**** Exercise input ****

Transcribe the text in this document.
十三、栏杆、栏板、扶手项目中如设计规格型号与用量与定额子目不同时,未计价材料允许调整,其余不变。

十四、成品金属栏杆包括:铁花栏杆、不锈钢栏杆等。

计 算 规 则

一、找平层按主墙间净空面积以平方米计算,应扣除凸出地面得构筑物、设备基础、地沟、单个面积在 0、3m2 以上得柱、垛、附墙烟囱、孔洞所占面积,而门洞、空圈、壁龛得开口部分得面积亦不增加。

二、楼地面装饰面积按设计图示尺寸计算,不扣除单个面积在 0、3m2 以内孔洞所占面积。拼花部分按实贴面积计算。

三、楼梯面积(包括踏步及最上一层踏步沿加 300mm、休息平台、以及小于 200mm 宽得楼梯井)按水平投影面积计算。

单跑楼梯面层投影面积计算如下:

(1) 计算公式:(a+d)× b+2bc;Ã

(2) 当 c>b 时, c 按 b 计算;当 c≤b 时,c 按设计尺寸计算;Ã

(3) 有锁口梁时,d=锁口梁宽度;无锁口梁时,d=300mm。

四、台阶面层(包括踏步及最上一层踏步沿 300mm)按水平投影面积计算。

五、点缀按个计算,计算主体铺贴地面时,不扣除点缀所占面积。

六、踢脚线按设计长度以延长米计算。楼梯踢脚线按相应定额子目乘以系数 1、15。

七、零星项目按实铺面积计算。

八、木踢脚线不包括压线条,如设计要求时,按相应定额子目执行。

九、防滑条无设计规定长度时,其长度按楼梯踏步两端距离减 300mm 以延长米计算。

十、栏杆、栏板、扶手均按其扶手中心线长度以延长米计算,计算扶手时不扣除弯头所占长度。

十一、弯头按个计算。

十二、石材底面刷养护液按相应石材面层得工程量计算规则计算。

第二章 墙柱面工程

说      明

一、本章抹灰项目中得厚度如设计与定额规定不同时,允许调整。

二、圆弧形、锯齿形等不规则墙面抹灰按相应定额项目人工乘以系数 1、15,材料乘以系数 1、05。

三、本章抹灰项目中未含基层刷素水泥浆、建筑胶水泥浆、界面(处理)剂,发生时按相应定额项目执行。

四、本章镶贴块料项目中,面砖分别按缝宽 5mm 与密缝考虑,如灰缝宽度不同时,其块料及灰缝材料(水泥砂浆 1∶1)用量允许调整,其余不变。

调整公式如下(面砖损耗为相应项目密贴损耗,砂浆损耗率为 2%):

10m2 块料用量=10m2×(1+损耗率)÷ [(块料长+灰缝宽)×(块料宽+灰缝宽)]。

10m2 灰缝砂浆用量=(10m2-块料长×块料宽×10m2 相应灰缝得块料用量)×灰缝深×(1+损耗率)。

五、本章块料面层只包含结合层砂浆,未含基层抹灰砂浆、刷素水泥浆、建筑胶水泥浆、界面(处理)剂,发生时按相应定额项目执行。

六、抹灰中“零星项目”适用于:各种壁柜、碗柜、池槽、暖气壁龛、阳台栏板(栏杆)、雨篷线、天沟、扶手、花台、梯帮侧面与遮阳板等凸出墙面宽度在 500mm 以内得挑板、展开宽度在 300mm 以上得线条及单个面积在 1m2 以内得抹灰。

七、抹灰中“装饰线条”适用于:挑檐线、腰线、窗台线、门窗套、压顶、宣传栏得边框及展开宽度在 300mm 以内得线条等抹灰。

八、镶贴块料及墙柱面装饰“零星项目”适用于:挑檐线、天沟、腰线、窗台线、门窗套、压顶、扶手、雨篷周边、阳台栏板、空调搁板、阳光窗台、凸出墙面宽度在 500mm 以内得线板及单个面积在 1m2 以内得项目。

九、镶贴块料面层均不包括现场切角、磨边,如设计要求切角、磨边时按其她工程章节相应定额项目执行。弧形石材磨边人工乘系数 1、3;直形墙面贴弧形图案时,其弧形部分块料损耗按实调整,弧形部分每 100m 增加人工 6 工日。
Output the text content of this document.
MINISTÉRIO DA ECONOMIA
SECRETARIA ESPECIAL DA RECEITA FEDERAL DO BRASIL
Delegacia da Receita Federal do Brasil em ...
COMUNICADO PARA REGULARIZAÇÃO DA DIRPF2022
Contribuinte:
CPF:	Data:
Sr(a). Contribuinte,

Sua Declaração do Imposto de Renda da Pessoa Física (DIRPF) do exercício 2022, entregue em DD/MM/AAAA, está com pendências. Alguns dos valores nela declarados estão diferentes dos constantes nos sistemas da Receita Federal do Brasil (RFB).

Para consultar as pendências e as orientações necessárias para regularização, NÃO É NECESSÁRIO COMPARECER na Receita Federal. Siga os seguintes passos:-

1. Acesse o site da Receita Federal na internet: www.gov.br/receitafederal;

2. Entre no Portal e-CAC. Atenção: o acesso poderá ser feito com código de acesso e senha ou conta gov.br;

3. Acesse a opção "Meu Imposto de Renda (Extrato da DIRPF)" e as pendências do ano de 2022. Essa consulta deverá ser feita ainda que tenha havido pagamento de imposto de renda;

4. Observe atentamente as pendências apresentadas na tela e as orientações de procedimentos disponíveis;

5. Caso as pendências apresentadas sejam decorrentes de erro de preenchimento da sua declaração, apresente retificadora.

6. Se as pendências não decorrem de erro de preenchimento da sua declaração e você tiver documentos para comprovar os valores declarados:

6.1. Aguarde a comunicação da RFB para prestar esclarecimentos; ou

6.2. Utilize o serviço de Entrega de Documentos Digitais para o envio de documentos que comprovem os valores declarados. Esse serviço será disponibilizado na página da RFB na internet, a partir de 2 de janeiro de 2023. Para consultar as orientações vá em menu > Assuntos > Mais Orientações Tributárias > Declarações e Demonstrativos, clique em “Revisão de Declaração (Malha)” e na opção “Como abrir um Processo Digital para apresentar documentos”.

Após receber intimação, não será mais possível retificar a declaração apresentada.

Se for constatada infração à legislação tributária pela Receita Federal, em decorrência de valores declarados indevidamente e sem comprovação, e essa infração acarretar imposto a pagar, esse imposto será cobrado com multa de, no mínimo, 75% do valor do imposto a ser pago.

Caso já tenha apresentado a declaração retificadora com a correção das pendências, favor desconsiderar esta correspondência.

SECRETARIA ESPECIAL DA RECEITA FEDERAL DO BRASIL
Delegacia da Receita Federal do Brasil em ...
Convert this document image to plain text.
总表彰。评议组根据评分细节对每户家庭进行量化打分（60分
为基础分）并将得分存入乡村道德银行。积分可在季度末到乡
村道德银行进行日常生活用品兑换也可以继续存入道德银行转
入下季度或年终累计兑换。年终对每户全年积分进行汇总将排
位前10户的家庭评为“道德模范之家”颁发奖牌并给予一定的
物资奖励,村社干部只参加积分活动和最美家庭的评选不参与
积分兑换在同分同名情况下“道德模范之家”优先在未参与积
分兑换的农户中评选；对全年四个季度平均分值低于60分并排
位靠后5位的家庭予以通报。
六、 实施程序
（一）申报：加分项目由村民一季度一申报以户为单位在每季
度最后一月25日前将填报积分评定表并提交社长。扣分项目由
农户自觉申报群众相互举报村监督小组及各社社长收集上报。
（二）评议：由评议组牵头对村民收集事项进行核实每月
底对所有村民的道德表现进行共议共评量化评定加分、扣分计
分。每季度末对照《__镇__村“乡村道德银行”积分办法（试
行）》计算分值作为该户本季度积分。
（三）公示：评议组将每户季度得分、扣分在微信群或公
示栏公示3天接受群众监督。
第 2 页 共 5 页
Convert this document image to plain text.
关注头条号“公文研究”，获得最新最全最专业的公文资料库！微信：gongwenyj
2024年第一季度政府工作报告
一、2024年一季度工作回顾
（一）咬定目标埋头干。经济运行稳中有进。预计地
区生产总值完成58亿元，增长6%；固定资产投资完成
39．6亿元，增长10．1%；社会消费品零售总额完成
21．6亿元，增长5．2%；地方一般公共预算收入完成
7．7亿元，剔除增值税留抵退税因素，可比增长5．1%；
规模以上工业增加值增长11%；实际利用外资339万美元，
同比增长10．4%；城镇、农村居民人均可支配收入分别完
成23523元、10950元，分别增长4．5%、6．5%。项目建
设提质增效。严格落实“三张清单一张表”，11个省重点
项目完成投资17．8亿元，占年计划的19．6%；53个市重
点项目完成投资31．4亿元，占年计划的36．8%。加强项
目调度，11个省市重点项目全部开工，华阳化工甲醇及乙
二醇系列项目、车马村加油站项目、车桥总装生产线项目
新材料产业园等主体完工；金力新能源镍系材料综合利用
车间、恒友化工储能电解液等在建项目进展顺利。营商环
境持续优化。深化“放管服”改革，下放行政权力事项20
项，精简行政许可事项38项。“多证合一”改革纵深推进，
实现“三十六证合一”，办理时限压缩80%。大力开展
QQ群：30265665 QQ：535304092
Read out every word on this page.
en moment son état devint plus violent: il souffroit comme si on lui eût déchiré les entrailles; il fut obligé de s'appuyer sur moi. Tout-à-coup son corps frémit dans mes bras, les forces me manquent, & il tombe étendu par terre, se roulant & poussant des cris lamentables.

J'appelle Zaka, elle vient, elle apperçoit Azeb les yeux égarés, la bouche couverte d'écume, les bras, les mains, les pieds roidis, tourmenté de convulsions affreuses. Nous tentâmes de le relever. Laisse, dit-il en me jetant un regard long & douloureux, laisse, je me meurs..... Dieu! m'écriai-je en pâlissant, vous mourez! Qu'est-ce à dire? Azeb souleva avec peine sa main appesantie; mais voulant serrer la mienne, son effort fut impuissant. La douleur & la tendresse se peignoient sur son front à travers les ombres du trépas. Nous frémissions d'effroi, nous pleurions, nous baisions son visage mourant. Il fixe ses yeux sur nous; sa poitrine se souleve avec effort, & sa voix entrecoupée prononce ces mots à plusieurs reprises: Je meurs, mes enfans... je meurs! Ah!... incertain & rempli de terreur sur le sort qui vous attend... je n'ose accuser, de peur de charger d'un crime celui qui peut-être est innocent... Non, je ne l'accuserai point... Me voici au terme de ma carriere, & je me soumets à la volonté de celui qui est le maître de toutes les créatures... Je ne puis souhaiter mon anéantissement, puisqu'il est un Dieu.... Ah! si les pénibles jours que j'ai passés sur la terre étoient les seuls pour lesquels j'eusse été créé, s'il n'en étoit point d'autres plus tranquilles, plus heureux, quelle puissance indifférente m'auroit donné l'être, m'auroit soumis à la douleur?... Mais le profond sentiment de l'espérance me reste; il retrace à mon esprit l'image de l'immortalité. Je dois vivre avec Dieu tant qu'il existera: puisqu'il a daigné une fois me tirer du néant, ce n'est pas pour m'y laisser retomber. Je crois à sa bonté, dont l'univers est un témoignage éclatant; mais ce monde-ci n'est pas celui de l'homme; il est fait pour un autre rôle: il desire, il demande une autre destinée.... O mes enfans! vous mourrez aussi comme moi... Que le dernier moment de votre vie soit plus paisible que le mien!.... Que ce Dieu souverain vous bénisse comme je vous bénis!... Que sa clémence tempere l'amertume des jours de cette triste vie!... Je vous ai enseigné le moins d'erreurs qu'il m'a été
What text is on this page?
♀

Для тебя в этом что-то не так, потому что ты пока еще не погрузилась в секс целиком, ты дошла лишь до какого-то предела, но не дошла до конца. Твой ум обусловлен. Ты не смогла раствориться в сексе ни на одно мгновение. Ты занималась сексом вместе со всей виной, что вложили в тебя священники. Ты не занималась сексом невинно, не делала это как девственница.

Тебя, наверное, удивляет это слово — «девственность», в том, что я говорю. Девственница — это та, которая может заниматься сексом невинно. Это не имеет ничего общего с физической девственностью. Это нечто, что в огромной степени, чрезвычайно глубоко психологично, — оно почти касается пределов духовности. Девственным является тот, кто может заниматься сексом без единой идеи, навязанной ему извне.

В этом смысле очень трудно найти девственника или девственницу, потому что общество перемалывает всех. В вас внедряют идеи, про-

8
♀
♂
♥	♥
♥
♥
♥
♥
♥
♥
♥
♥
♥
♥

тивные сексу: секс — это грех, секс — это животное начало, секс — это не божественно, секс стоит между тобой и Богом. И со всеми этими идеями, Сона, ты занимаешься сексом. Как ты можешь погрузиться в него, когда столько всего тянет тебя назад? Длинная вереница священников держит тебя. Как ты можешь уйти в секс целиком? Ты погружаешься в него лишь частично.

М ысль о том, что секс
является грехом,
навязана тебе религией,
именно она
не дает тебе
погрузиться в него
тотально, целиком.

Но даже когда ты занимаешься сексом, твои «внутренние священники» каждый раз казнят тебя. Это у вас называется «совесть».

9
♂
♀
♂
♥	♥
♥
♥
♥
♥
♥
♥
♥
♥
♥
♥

****

Required work: From the listing above, collect each line in which the string "погрузиться" appears.

Exercise solution:
тивные сексу: секс — это грех, секс — это животное начало, секс — это не божественно, секс стоит между тобой и Богом. И со всеми этими идеями, Сона, ты занимаешься сексом. Как ты можешь погрузиться в него, когда столько всего тянет тебя назад? Длинная вереница священников держит тебя. Как ты можешь уйти в секс целиком? Ты погружаешься в него лишь частично.
погрузиться в него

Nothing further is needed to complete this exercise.